Raw data:
------------------------------------------------

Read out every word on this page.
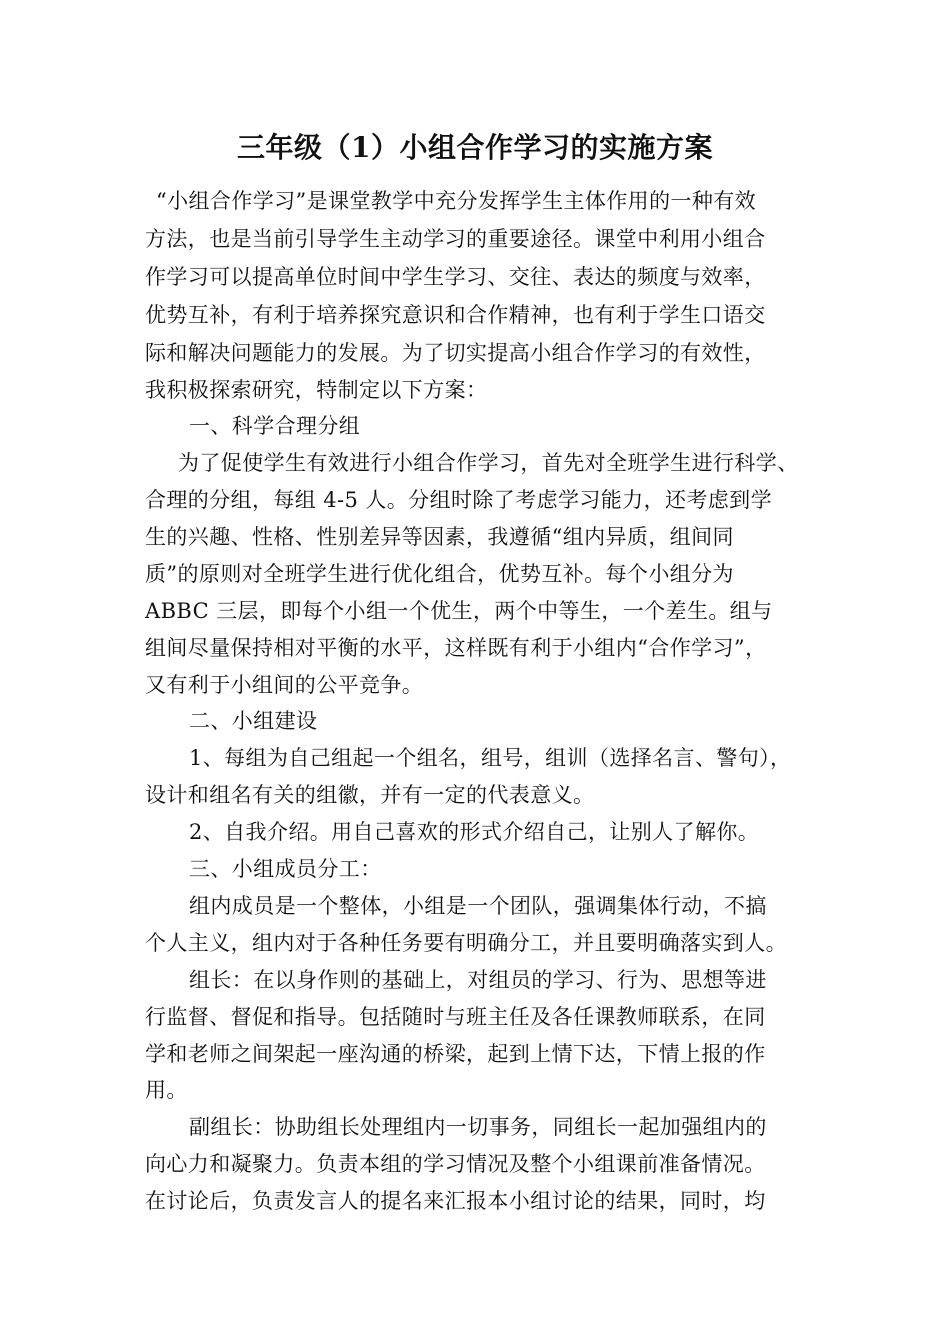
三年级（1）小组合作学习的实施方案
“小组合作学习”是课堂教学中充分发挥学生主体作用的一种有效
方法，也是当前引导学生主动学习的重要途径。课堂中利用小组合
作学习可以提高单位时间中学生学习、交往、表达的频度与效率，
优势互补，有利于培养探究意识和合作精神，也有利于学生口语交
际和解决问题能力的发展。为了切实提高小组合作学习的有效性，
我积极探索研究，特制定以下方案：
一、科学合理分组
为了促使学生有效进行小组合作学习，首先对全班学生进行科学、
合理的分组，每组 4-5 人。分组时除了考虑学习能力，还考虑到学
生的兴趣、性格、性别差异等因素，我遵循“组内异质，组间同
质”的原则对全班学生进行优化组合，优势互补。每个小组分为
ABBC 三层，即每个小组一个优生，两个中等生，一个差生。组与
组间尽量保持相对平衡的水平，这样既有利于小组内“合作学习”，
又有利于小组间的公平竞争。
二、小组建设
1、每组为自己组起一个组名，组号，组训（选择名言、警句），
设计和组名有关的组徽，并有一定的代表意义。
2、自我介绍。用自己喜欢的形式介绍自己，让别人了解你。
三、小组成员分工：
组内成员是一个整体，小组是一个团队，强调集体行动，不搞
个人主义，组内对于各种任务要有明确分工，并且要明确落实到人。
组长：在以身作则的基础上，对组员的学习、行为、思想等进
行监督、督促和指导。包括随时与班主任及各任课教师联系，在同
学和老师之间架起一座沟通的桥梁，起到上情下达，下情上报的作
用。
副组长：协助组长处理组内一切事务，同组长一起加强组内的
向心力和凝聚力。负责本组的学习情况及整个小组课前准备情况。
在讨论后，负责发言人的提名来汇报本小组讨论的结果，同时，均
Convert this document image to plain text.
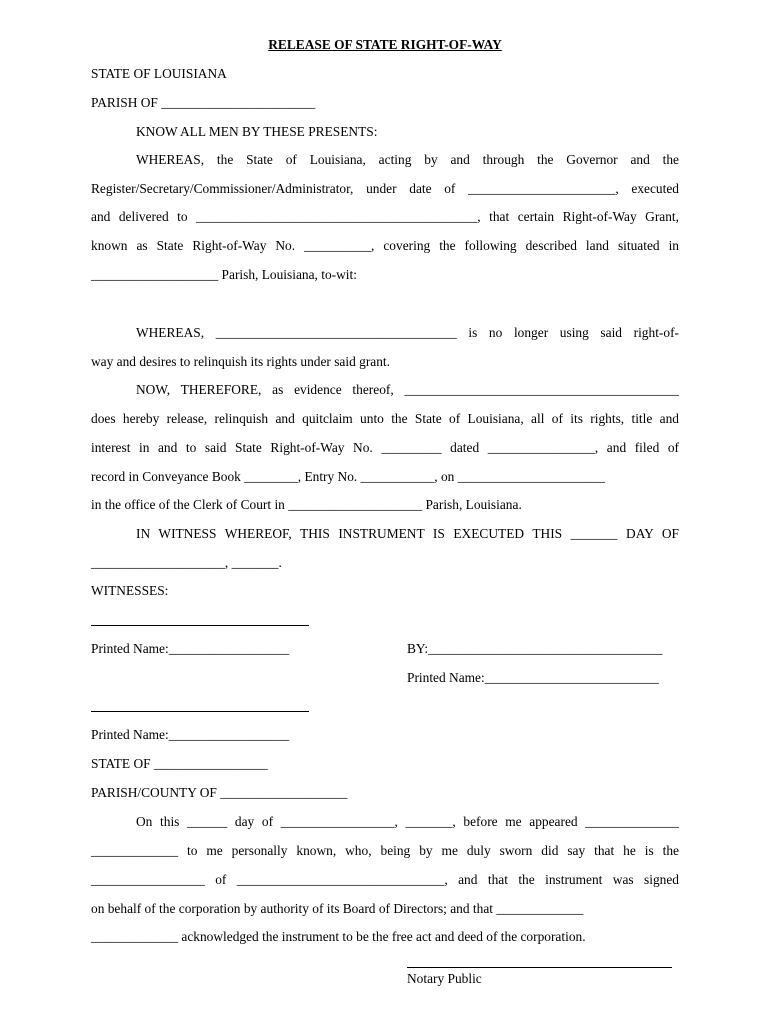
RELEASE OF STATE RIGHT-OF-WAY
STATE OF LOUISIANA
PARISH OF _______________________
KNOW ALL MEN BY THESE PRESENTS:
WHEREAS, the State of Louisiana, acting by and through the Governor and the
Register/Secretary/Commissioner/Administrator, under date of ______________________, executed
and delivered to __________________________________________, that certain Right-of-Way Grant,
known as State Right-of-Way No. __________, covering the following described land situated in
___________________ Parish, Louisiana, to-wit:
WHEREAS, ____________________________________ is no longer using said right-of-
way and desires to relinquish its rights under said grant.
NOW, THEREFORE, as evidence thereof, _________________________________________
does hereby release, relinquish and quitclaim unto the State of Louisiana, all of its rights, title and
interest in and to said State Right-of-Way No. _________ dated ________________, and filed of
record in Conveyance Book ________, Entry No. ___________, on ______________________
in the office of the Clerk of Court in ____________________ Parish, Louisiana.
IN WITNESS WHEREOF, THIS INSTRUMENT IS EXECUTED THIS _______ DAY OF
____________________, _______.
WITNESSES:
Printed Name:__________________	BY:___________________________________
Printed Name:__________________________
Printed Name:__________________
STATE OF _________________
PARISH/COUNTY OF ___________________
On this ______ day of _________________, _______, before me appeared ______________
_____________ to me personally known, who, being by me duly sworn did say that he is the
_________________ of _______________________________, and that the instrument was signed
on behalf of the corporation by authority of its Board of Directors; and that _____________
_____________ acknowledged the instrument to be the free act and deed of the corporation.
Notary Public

------------------------------------------------

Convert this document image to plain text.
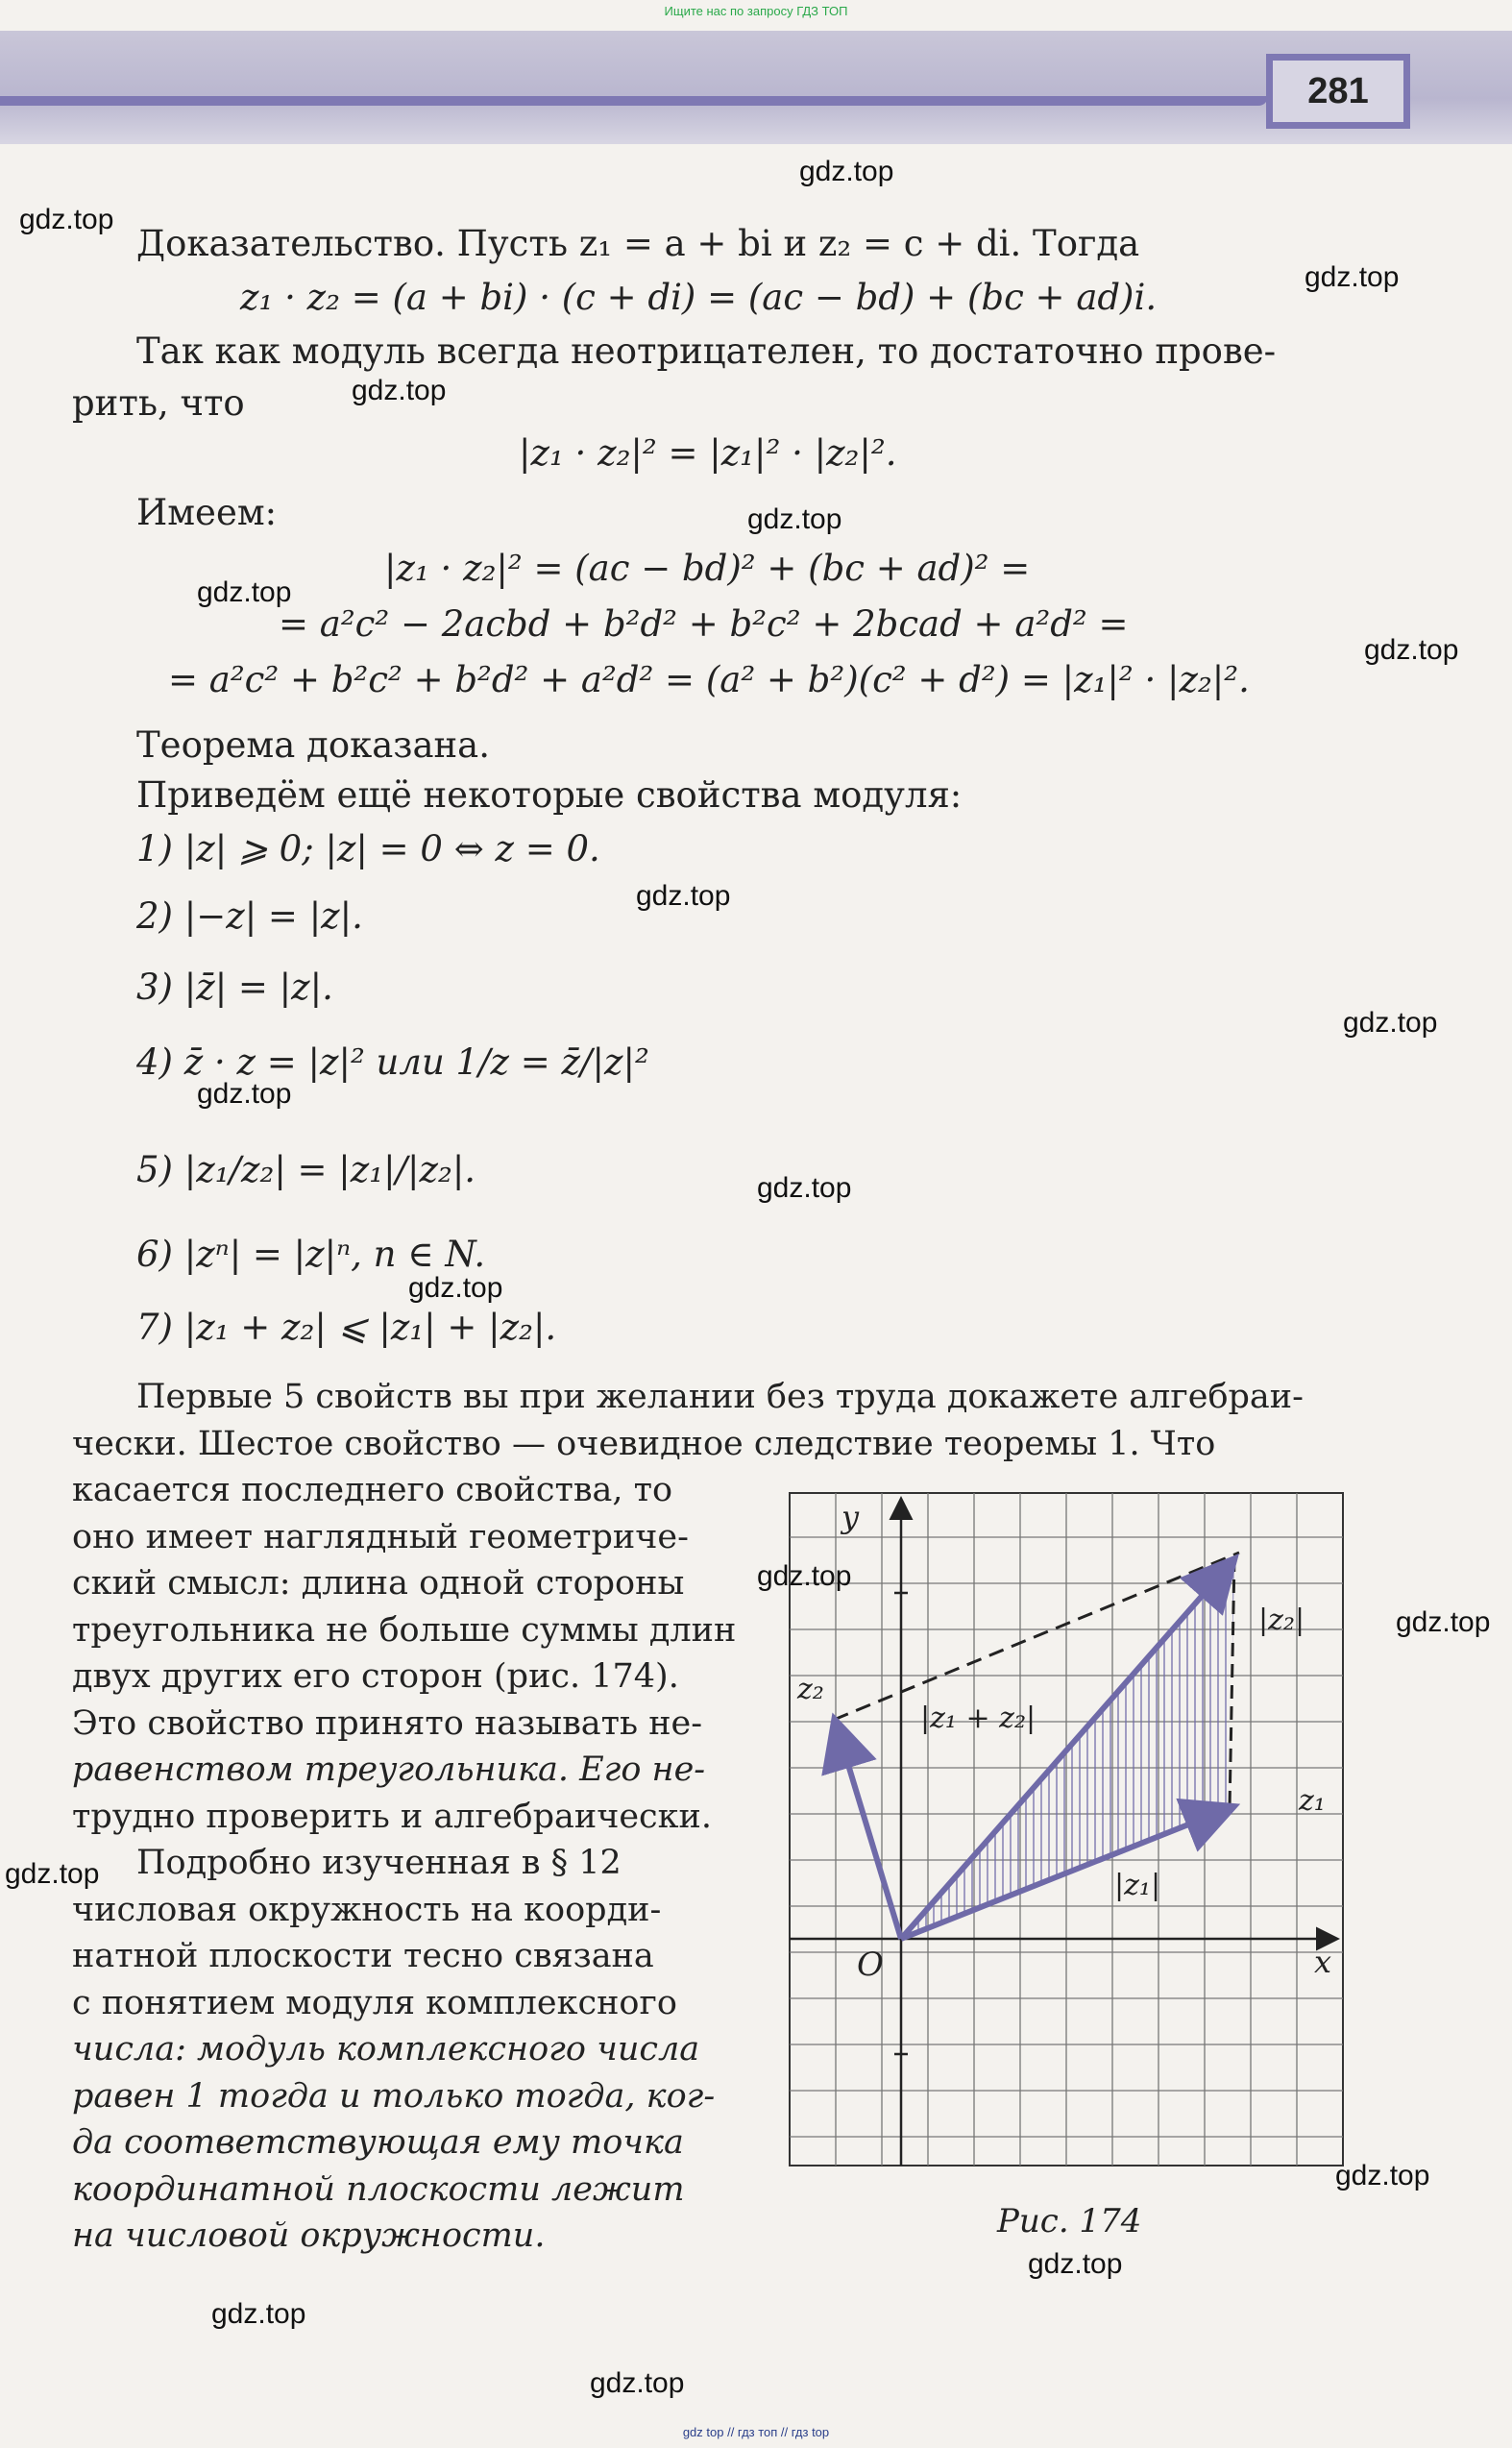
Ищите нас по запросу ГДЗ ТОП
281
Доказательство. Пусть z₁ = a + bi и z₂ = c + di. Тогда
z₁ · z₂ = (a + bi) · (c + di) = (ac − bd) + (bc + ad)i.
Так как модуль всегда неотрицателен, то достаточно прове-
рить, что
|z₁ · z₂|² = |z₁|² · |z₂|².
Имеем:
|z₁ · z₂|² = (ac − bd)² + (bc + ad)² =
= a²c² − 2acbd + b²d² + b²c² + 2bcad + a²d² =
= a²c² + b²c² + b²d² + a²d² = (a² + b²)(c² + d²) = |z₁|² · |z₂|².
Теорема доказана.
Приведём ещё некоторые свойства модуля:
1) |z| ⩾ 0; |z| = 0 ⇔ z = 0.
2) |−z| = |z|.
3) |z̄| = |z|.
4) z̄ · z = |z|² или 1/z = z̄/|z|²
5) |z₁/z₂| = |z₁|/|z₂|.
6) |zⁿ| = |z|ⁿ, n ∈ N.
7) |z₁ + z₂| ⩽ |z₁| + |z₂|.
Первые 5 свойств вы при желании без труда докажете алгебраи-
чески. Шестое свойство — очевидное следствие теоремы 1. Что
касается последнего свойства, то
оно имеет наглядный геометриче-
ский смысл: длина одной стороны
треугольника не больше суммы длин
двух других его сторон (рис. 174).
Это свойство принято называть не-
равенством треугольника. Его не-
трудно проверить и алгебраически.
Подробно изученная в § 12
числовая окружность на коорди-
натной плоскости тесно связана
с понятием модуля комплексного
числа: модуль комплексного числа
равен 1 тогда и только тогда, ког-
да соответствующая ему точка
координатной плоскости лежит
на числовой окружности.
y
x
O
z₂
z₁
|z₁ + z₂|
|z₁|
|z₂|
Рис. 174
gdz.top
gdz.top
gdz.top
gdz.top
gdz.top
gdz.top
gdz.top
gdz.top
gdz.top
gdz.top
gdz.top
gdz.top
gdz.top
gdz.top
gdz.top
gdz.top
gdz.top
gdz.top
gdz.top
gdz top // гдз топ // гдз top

------------------------------------------------

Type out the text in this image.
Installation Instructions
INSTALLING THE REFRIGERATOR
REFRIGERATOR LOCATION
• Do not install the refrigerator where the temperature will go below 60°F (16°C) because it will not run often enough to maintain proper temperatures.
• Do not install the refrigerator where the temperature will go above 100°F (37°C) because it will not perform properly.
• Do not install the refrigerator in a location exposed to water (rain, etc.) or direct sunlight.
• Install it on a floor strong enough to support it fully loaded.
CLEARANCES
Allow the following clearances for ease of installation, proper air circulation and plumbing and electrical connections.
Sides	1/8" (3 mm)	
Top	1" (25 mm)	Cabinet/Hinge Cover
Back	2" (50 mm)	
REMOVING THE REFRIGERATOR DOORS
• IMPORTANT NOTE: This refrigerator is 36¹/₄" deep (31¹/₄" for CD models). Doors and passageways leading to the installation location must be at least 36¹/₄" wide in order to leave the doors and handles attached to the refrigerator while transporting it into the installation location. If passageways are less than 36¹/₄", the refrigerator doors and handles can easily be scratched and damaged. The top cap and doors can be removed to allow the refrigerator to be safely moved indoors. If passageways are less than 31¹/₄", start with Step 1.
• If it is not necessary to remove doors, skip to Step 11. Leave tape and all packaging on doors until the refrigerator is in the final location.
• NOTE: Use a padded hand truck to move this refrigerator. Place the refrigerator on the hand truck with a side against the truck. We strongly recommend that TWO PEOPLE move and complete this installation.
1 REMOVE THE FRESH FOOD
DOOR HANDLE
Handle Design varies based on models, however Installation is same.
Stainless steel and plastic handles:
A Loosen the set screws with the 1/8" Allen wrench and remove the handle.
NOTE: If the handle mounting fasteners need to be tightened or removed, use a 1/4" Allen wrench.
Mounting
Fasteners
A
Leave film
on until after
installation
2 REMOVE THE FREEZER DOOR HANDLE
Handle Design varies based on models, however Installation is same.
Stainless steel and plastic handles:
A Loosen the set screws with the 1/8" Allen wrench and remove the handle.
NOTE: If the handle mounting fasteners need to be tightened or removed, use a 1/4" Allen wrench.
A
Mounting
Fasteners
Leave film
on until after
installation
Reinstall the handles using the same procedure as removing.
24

------------------------------------------------

Problem statement: Show every line where the string "rights" appears.

Solution:
way and desires to relinquish its rights under said grant.
does hereby release, relinquish and quitclaim unto the State of Louisiana, all of its rights, title and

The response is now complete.